Source data:
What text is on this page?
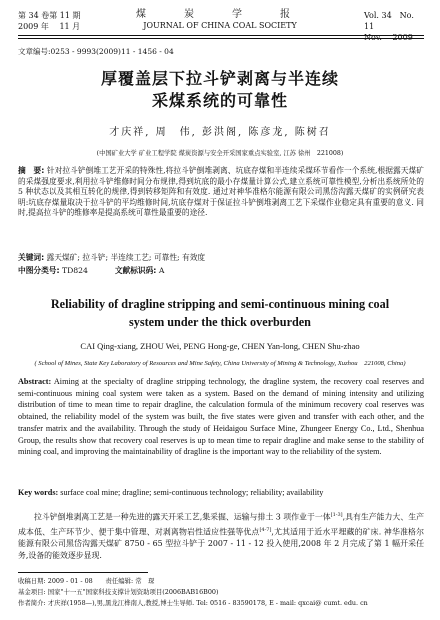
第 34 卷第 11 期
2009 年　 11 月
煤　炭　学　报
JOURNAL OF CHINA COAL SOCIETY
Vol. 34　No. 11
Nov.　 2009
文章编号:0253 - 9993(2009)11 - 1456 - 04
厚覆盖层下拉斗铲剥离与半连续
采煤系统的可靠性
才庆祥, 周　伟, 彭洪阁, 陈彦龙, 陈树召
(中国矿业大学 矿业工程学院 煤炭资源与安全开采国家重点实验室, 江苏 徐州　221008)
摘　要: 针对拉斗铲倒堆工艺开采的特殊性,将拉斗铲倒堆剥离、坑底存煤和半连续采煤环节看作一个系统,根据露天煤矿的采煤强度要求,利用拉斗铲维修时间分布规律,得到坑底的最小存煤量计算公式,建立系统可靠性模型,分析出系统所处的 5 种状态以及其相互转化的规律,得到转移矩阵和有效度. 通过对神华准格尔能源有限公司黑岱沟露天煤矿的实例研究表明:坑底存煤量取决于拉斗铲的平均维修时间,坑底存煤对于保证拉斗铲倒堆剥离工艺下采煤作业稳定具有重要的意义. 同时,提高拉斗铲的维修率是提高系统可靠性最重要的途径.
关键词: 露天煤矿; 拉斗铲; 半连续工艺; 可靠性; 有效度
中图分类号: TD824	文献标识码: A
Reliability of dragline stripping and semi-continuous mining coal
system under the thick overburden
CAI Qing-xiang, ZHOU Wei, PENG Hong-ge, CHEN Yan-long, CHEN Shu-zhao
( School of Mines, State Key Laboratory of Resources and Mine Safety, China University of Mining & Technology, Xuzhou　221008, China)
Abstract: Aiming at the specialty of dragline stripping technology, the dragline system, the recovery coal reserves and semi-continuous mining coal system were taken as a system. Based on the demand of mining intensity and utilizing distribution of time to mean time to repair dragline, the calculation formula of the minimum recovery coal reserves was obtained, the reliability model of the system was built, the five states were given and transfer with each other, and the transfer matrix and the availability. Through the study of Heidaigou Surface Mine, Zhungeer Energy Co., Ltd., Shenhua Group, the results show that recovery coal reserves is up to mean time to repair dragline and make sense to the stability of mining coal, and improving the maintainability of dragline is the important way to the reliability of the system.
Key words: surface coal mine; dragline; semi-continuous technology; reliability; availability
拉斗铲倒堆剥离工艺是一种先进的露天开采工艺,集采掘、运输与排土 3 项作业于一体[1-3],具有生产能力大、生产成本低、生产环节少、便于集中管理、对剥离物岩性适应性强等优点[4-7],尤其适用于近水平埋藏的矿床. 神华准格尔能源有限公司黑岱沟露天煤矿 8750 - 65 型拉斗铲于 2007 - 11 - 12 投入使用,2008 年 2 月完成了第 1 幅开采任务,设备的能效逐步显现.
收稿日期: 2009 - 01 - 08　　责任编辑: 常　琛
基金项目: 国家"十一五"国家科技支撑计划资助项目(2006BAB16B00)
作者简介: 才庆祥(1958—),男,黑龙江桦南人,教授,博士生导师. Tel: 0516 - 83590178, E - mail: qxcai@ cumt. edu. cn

- _EXERCISE AIM_
Reproduce each line from the records that contains the word "system".

- _ANSWER TO THIS PROBLEM_
system under the thick overburden
Abstract: Aiming at the specialty of dragline stripping technology, the dragline system, the recovery coal reserves and semi-continuous mining coal system were taken as a system. Based on the demand of mining intensity and utilizing distribution of time to mean time to repair dragline, the calculation formula of the minimum recovery coal reserves was obtained, the reliability model of the system was built, the five states were given and transfer with each other, and the transfer matrix and the availability. Through the study of Heidaigou Surface Mine, Zhungeer Energy Co., Ltd., Shenhua Group, the results show that recovery coal reserves is up to mean time to repair dragline and make sense to the stability of mining coal, and improving the maintainability of dragline is the important way to the reliability of the system.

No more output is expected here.